| Extracted information |
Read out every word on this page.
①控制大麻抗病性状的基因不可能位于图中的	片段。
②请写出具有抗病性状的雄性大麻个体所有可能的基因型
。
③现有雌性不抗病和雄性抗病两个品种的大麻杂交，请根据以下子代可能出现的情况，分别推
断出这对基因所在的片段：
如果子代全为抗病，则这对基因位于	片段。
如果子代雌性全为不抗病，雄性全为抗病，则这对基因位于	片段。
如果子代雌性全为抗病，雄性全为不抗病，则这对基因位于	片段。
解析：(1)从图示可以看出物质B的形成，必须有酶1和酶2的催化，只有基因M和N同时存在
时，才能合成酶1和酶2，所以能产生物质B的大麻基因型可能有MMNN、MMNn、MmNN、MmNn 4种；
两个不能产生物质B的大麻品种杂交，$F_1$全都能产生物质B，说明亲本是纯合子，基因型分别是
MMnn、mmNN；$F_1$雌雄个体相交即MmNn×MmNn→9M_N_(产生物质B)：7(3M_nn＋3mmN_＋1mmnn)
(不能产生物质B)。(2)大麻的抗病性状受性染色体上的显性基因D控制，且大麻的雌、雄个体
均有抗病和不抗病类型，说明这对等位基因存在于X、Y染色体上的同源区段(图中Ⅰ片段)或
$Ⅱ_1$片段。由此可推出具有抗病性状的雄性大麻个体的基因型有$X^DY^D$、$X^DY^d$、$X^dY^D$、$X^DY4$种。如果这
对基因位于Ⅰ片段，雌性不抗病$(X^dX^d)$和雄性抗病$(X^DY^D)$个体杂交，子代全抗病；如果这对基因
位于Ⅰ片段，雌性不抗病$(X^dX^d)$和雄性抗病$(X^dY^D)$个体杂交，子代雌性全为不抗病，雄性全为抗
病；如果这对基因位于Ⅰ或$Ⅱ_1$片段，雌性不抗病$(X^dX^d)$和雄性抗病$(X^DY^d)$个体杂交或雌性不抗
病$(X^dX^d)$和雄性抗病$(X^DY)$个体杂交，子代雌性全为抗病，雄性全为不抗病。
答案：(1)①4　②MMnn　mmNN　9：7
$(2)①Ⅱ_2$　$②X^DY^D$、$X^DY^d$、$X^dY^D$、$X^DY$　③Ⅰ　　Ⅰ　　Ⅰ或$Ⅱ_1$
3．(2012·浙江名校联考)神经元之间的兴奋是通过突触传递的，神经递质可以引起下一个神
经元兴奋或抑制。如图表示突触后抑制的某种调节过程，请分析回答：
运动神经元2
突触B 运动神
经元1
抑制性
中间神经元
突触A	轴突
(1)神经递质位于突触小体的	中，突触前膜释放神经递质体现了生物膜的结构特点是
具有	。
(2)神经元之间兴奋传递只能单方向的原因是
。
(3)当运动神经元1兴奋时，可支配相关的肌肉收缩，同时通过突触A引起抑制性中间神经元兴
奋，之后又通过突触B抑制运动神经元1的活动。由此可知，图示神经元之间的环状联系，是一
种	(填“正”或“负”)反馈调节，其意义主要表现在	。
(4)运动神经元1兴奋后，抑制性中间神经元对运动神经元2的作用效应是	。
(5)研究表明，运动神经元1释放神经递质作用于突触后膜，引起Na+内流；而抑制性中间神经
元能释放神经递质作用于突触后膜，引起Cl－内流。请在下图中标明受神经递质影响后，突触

| Exercise prompt |
Which lines contain "雄性全为不抗病"? Show each of them.

| Reply |
如果子代雌性全为抗病，雄性全为不抗病，则这对基因位于	片段。
病$(X^dX^d)$和雄性抗病$(X^DY)$个体杂交，子代雌性全为抗病，雄性全为不抗病。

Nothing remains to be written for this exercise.